_Text to read:_
───

Step 5: Automating C2 Hunting

The final step is to automate the C2 hunting you just did so you can repeat it with minimal effort.  

You can do this in Shodan using the platform’s command line tool, API, or Python library. These options allow you to interact with Shodan programmatically so you can automate your workflow and perform C2 hunting on a continuous basis (e.g. a cron job that executes a bash script).  

To use these tools, you need two things: 

1. An API key (which you can find in your Shodan dashboard). 

2. A paid membership.  

Once these two requirements are satisfied, you can start using the Shodan API to execute the successful hunts (searches) you performed through the web GUI. Save these hunts somewhere and build an automation to have them run daily. Then set up an alert whenever new infrastructure is found. This is how you stay ahead of the adversaries! 

Any new infrastructure found you can investigate and add the IOCs to your detection tools. This is a quick and easy win that forces adversaries to change how they deploy their C2 infrastructure and allows you to proactively defend against attacks.

───

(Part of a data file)
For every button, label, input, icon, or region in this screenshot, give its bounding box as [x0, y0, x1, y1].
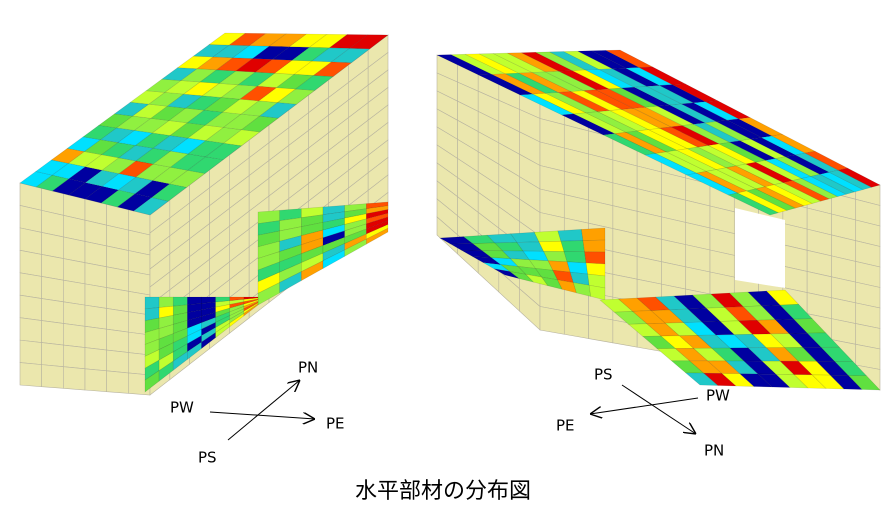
caption: 水平部材の分布図	[355, 479, 531, 504]
wall-cell	[63, 323, 86, 348]
colored-cell	[366, 227, 389, 245]
right-compass	[590, 384, 699, 434]
wall-cell	[106, 308, 129, 333]
wall-cell	[84, 262, 107, 288]
wall-cell	[84, 304, 107, 330]
wall-cell	[106, 287, 129, 313]
left-compass	[209, 380, 315, 441]
wall-cell	[84, 325, 107, 351]
wall-cell	[63, 279, 86, 306]
direction-label: PN	[298, 359, 318, 377]
direction-label: PW	[706, 387, 730, 405]
left-model	[19, 32, 389, 396]
arrow	[590, 397, 699, 414]
wall-cell	[41, 364, 64, 389]
direction-label: PE	[556, 417, 575, 435]
wall-cell	[106, 370, 129, 394]
wall-cell	[41, 254, 64, 281]
wall-cell	[539, 306, 565, 335]
wall-cell	[84, 347, 107, 372]
wall-cell	[63, 236, 86, 264]
wall-cell	[63, 344, 86, 370]
arrow	[227, 380, 300, 441]
colored-cell	[348, 34, 389, 50]
colored-cell	[847, 375, 881, 391]
wall-cell	[106, 349, 129, 374]
wall-cell	[63, 258, 86, 285]
direction-label: PS	[594, 366, 613, 384]
direction-label: PN	[704, 442, 724, 460]
arrow	[621, 384, 696, 434]
direction-label: PW	[170, 399, 194, 417]
colored-cell	[557, 229, 584, 242]
wall-cell	[128, 270, 151, 296]
colored-cell	[158, 296, 174, 308]
wall-cell	[19, 227, 42, 255]
wall-cell	[84, 283, 107, 309]
colored-cell	[560, 240, 585, 253]
direction-label: PS	[198, 449, 217, 467]
colored-cell	[533, 230, 562, 243]
wall-cell	[41, 232, 64, 259]
colored-cell	[584, 251, 606, 265]
wall-cell	[19, 249, 42, 277]
wall-cell	[19, 272, 42, 299]
wall-cell	[84, 241, 107, 268]
wall-cell	[106, 266, 129, 292]
wall-cell	[19, 317, 42, 343]
colored-cell	[581, 227, 606, 241]
opening	[735, 208, 785, 288]
wall-cell	[106, 328, 129, 353]
direction-label: PE	[326, 415, 345, 433]
colored-cell	[837, 167, 881, 188]
colored-cell	[538, 240, 565, 252]
wall-cell	[19, 339, 42, 365]
colored-cell	[563, 251, 587, 264]
wall-cell	[563, 310, 589, 339]
right-model	[436, 49, 881, 391]
arrow	[209, 411, 315, 419]
wall-cell	[41, 342, 64, 368]
wall-cell	[41, 298, 64, 324]
wall-cell	[588, 315, 614, 344]
wall-cell	[41, 276, 64, 303]
wall-cell	[41, 320, 64, 346]
wall-cell	[63, 301, 86, 327]
colored-cell	[243, 303, 259, 317]
colored-cell	[144, 296, 160, 310]
wall-cell	[19, 362, 42, 387]
colored-cell	[582, 239, 606, 253]
wall-cell	[84, 368, 107, 392]
wall-cell	[19, 294, 42, 321]
wall-cell	[63, 366, 86, 391]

───

_Task list:_
1. Transcribe the rows from the one containing "479, 531, 504]" through the one containing "310, 589, 339]", including both of those rows.
2. Carry on the text about automating C2 hunting with Shodan from where it stops.
These rows are unrelated to the text about automating C2 hunting.

_Answers per task:_
1.
caption: 水平部材の分布図	[355, 479, 531, 504]
wall-cell	[63, 323, 86, 348]
colored-cell	[366, 227, 389, 245]
right-compass	[590, 384, 699, 434]
wall-cell	[106, 308, 129, 333]
wall-cell	[84, 262, 107, 288]
wall-cell	[84, 304, 107, 330]
wall-cell	[106, 287, 129, 313]
left-compass	[209, 380, 315, 441]
wall-cell	[84, 325, 107, 351]
wall-cell	[63, 279, 86, 306]
direction-label: PN	[298, 359, 318, 377]
direction-label: PW	[706, 387, 730, 405]
left-model	[19, 32, 389, 396]
arrow	[590, 397, 699, 414]
wall-cell	[41, 364, 64, 389]
direction-label: PE	[556, 417, 575, 435]
wall-cell	[106, 370, 129, 394]
wall-cell	[41, 254, 64, 281]
wall-cell	[539, 306, 565, 335]
wall-cell	[84, 347, 107, 372]
wall-cell	[63, 236, 86, 264]
wall-cell	[63, 344, 86, 370]
arrow	[227, 380, 300, 441]
colored-cell	[348, 34, 389, 50]
colored-cell	[847, 375, 881, 391]
wall-cell	[106, 349, 129, 374]
wall-cell	[63, 258, 86, 285]
direction-label: PS	[594, 366, 613, 384]
direction-label: PN	[704, 442, 724, 460]
arrow	[621, 384, 696, 434]
direction-label: PW	[170, 399, 194, 417]
colored-cell	[557, 229, 584, 242]
wall-cell	[128, 270, 151, 296]
colored-cell	[158, 296, 174, 308]
wall-cell	[19, 227, 42, 255]
wall-cell	[84, 283, 107, 309]
colored-cell	[560, 240, 585, 253]
direction-label: PS	[198, 449, 217, 467]
colored-cell	[533, 230, 562, 243]
wall-cell	[41, 232, 64, 259]
colored-cell	[584, 251, 606, 265]
wall-cell	[19, 249, 42, 277]
wall-cell	[19, 272, 42, 299]
wall-cell	[84, 241, 107, 268]
wall-cell	[106, 266, 129, 292]
wall-cell	[19, 317, 42, 343]
colored-cell	[581, 227, 606, 241]
opening	[735, 208, 785, 288]
wall-cell	[106, 328, 129, 353]
direction-label: PE	[326, 415, 345, 433]
colored-cell	[837, 167, 881, 188]
colored-cell	[538, 240, 565, 252]
wall-cell	[19, 339, 42, 365]
colored-cell	[563, 251, 587, 264]
wall-cell	[563, 310, 589, 339]

2.
Conclusion

The days of gathering cyber threat intelligence reports and blindly adding the IOCs to your detection tools are over. You need to get smarter with how you use these IOCs! 

One way you can use them is through C2 hunting. This powerful threat hunting technique proactively seeks out adversary C2 servers so you can stay a step ahead of the bad guys and be alerted whenever new C2 infrastructure is seen.  

This article explored how you can do that using a simple 5-step process that used Shodan to hunt for HTTP header information, HTML pages, SSH keys, and TLS certificates. It even explored how you can automate your C2 hunting using the Shodan API to streamline your threat hunting activities.  

I encourage you to get stuck in and try C2 hunting for yourself using the tool discussed. Then, try adding it to your organization’s threat hunting activities. Good luck!